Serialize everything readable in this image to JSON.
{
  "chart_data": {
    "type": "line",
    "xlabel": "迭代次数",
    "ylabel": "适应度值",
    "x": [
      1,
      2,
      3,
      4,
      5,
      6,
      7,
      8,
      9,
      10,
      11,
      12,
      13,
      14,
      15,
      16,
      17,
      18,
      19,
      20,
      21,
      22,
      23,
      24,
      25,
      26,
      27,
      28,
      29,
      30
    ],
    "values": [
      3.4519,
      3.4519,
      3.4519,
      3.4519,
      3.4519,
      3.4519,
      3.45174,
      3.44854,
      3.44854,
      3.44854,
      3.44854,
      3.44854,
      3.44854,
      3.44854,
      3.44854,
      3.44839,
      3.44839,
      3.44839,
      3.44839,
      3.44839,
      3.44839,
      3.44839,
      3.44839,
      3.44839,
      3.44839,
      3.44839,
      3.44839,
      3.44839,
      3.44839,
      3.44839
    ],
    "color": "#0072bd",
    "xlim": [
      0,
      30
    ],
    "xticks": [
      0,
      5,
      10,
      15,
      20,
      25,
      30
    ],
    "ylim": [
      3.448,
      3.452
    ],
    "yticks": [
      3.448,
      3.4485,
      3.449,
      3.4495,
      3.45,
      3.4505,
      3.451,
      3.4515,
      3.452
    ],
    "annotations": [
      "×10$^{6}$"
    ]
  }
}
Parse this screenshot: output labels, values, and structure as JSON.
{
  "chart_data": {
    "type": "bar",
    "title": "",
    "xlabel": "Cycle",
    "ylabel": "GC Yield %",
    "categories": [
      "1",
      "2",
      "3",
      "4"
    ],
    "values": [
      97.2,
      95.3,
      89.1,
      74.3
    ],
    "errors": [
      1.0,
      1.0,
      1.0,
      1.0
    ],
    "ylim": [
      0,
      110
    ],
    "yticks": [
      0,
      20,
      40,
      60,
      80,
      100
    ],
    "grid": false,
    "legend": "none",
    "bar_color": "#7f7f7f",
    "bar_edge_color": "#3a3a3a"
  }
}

____

# TASK TO CARRY OUT
Look through the data above. Copy every line with the string "JSON" in it.

# COMPLETE OUTPUT
Serialize everything readable in this image to JSON.
Parse this screenshot: output labels, values, and structure as JSON.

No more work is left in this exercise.